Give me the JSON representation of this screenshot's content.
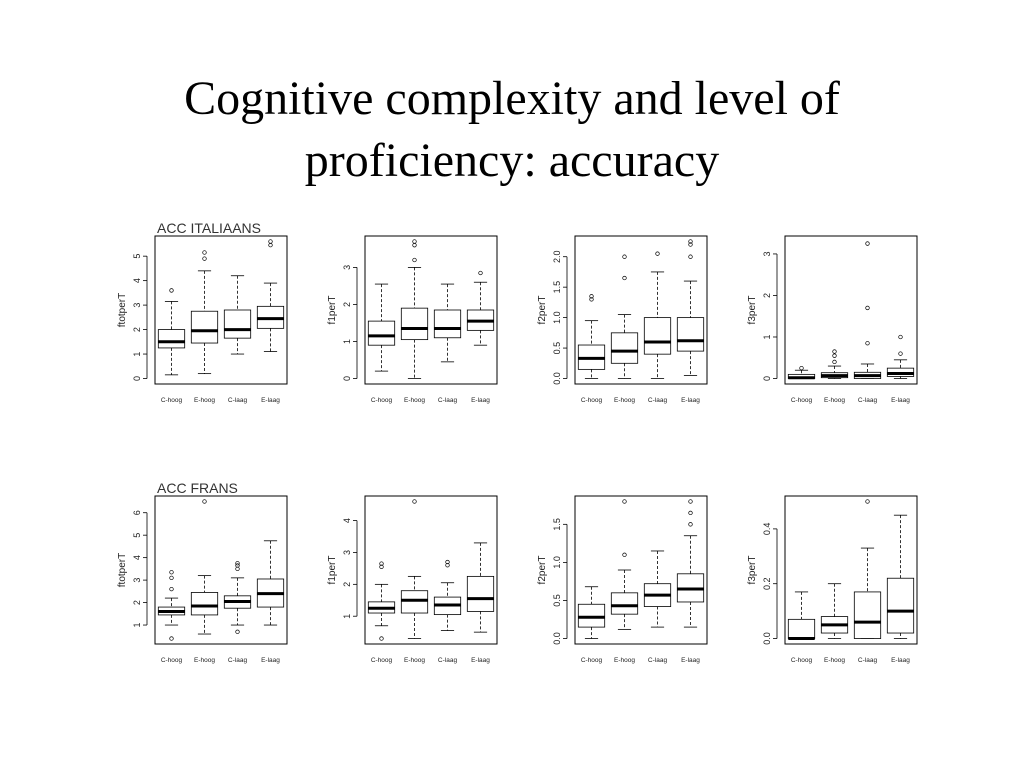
{
  "slide": {
    "title_line1": "Cognitive complexity and level of",
    "title_line2": "proficiency:  accuracy"
  },
  "chart_data": [
    {
      "type": "boxplot",
      "title": "ACC ITALIAANS",
      "ylabel": "ftotperT",
      "categories": [
        "C-hoog",
        "E-hoog",
        "C-laag",
        "E-laag"
      ],
      "ylim": [
        0,
        5.6
      ],
      "yticks": [
        0,
        1,
        2,
        3,
        4,
        5
      ],
      "boxes": [
        {
          "whisker_low": 0.15,
          "q1": 1.25,
          "median": 1.5,
          "q3": 2.0,
          "whisker_high": 3.15,
          "outliers": [
            3.6
          ]
        },
        {
          "whisker_low": 0.2,
          "q1": 1.45,
          "median": 1.95,
          "q3": 2.75,
          "whisker_high": 4.4,
          "outliers": [
            4.9,
            5.15
          ]
        },
        {
          "whisker_low": 1.0,
          "q1": 1.65,
          "median": 2.0,
          "q3": 2.8,
          "whisker_high": 4.2,
          "outliers": []
        },
        {
          "whisker_low": 1.1,
          "q1": 2.05,
          "median": 2.45,
          "q3": 2.95,
          "whisker_high": 3.9,
          "outliers": [
            5.45,
            5.6
          ]
        }
      ]
    },
    {
      "type": "boxplot",
      "title": "",
      "ylabel": "f1perT",
      "categories": [
        "C-hoog",
        "E-hoog",
        "C-laag",
        "E-laag"
      ],
      "ylim": [
        0,
        3.7
      ],
      "yticks": [
        0,
        1,
        2,
        3
      ],
      "boxes": [
        {
          "whisker_low": 0.2,
          "q1": 0.9,
          "median": 1.15,
          "q3": 1.55,
          "whisker_high": 2.55,
          "outliers": []
        },
        {
          "whisker_low": 0.0,
          "q1": 1.05,
          "median": 1.35,
          "q3": 1.9,
          "whisker_high": 3.0,
          "outliers": [
            3.2,
            3.6,
            3.7
          ]
        },
        {
          "whisker_low": 0.45,
          "q1": 1.1,
          "median": 1.35,
          "q3": 1.85,
          "whisker_high": 2.55,
          "outliers": []
        },
        {
          "whisker_low": 0.9,
          "q1": 1.3,
          "median": 1.55,
          "q3": 1.85,
          "whisker_high": 2.6,
          "outliers": [
            2.85
          ]
        }
      ]
    },
    {
      "type": "boxplot",
      "title": "",
      "ylabel": "f2perT",
      "categories": [
        "C-hoog",
        "E-hoog",
        "C-laag",
        "E-laag"
      ],
      "ylim": [
        0,
        2.25
      ],
      "yticks": [
        0,
        0.5,
        1.0,
        1.5,
        2.0
      ],
      "boxes": [
        {
          "whisker_low": 0.0,
          "q1": 0.15,
          "median": 0.33,
          "q3": 0.55,
          "whisker_high": 0.95,
          "outliers": [
            1.3,
            1.35
          ]
        },
        {
          "whisker_low": 0.0,
          "q1": 0.25,
          "median": 0.45,
          "q3": 0.75,
          "whisker_high": 1.05,
          "outliers": [
            1.65,
            2.0
          ]
        },
        {
          "whisker_low": 0.0,
          "q1": 0.4,
          "median": 0.6,
          "q3": 1.0,
          "whisker_high": 1.75,
          "outliers": [
            2.05
          ]
        },
        {
          "whisker_low": 0.05,
          "q1": 0.45,
          "median": 0.62,
          "q3": 1.0,
          "whisker_high": 1.6,
          "outliers": [
            2.0,
            2.2,
            2.25
          ]
        }
      ]
    },
    {
      "type": "boxplot",
      "title": "",
      "ylabel": "f3perT",
      "categories": [
        "C-hoog",
        "E-hoog",
        "C-laag",
        "E-laag"
      ],
      "ylim": [
        0,
        3.3
      ],
      "yticks": [
        0.0,
        1.0,
        2.0,
        3.0
      ],
      "boxes": [
        {
          "whisker_low": 0.0,
          "q1": 0.0,
          "median": 0.02,
          "q3": 0.1,
          "whisker_high": 0.2,
          "outliers": [
            0.25
          ]
        },
        {
          "whisker_low": 0.0,
          "q1": 0.02,
          "median": 0.07,
          "q3": 0.14,
          "whisker_high": 0.3,
          "outliers": [
            0.4,
            0.55,
            0.65
          ]
        },
        {
          "whisker_low": 0.0,
          "q1": 0.0,
          "median": 0.07,
          "q3": 0.15,
          "whisker_high": 0.35,
          "outliers": [
            0.85,
            1.7,
            3.25
          ]
        },
        {
          "whisker_low": 0.0,
          "q1": 0.05,
          "median": 0.12,
          "q3": 0.25,
          "whisker_high": 0.45,
          "outliers": [
            0.6,
            1.0
          ]
        }
      ]
    },
    {
      "type": "boxplot",
      "title": "ACC FRANS",
      "ylabel": "ftotperT",
      "categories": [
        "C-hoog",
        "E-hoog",
        "C-laag",
        "E-laag"
      ],
      "ylim": [
        0.4,
        6.5
      ],
      "yticks": [
        1,
        2,
        3,
        4,
        5,
        6
      ],
      "boxes": [
        {
          "whisker_low": 1.0,
          "q1": 1.45,
          "median": 1.6,
          "q3": 1.8,
          "whisker_high": 2.2,
          "outliers": [
            0.4,
            2.6,
            3.1,
            3.35
          ]
        },
        {
          "whisker_low": 0.6,
          "q1": 1.45,
          "median": 1.85,
          "q3": 2.45,
          "whisker_high": 3.2,
          "outliers": [
            6.5
          ]
        },
        {
          "whisker_low": 1.0,
          "q1": 1.75,
          "median": 2.05,
          "q3": 2.3,
          "whisker_high": 3.1,
          "outliers": [
            0.7,
            3.5,
            3.65,
            3.75
          ]
        },
        {
          "whisker_low": 1.0,
          "q1": 1.8,
          "median": 2.4,
          "q3": 3.05,
          "whisker_high": 4.75,
          "outliers": []
        }
      ]
    },
    {
      "type": "boxplot",
      "title": "",
      "ylabel": "f1perT",
      "categories": [
        "C-hoog",
        "E-hoog",
        "C-laag",
        "E-laag"
      ],
      "ylim": [
        0.3,
        4.6
      ],
      "yticks": [
        1,
        2,
        3,
        4
      ],
      "boxes": [
        {
          "whisker_low": 0.7,
          "q1": 1.1,
          "median": 1.25,
          "q3": 1.45,
          "whisker_high": 2.0,
          "outliers": [
            0.3,
            2.55,
            2.65
          ]
        },
        {
          "whisker_low": 0.3,
          "q1": 1.1,
          "median": 1.5,
          "q3": 1.8,
          "whisker_high": 2.25,
          "outliers": [
            4.6
          ]
        },
        {
          "whisker_low": 0.55,
          "q1": 1.05,
          "median": 1.35,
          "q3": 1.6,
          "whisker_high": 2.05,
          "outliers": [
            2.6,
            2.7
          ]
        },
        {
          "whisker_low": 0.5,
          "q1": 1.15,
          "median": 1.55,
          "q3": 2.25,
          "whisker_high": 3.3,
          "outliers": []
        }
      ]
    },
    {
      "type": "boxplot",
      "title": "",
      "ylabel": "f2perT",
      "categories": [
        "C-hoog",
        "E-hoog",
        "C-laag",
        "E-laag"
      ],
      "ylim": [
        0,
        1.8
      ],
      "yticks": [
        0.0,
        0.5,
        1.0,
        1.5
      ],
      "boxes": [
        {
          "whisker_low": 0.0,
          "q1": 0.15,
          "median": 0.28,
          "q3": 0.45,
          "whisker_high": 0.68,
          "outliers": []
        },
        {
          "whisker_low": 0.12,
          "q1": 0.32,
          "median": 0.43,
          "q3": 0.6,
          "whisker_high": 0.9,
          "outliers": [
            1.1,
            1.8
          ]
        },
        {
          "whisker_low": 0.15,
          "q1": 0.42,
          "median": 0.57,
          "q3": 0.72,
          "whisker_high": 1.15,
          "outliers": []
        },
        {
          "whisker_low": 0.15,
          "q1": 0.48,
          "median": 0.65,
          "q3": 0.85,
          "whisker_high": 1.35,
          "outliers": [
            1.5,
            1.65,
            1.8
          ]
        }
      ]
    },
    {
      "type": "boxplot",
      "title": "",
      "ylabel": "f3perT",
      "categories": [
        "C-hoog",
        "E-hoog",
        "C-laag",
        "E-laag"
      ],
      "ylim": [
        0,
        0.5
      ],
      "yticks": [
        0.0,
        0.2,
        0.4
      ],
      "boxes": [
        {
          "whisker_low": 0.0,
          "q1": 0.0,
          "median": 0.0,
          "q3": 0.07,
          "whisker_high": 0.17,
          "outliers": []
        },
        {
          "whisker_low": 0.0,
          "q1": 0.02,
          "median": 0.05,
          "q3": 0.08,
          "whisker_high": 0.2,
          "outliers": []
        },
        {
          "whisker_low": 0.0,
          "q1": 0.0,
          "median": 0.06,
          "q3": 0.17,
          "whisker_high": 0.33,
          "outliers": [
            0.5
          ]
        },
        {
          "whisker_low": 0.0,
          "q1": 0.02,
          "median": 0.1,
          "q3": 0.22,
          "whisker_high": 0.45,
          "outliers": []
        }
      ]
    }
  ]
}
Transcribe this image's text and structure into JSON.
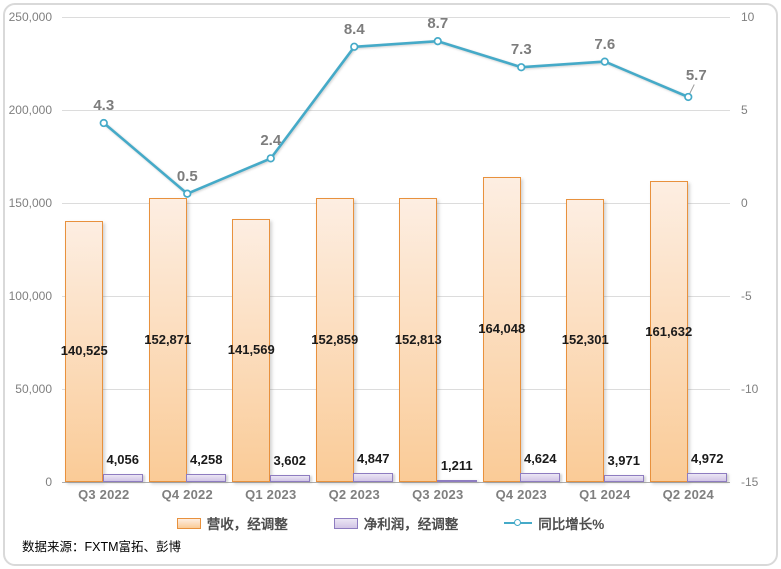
===============
### BRIEF
Review the material and copy each line in which the word "JSON" appears.

### FINISHED TASK
Give me the JSON representation of this screenshot's content.
Transcribe this image's text and structure into JSON.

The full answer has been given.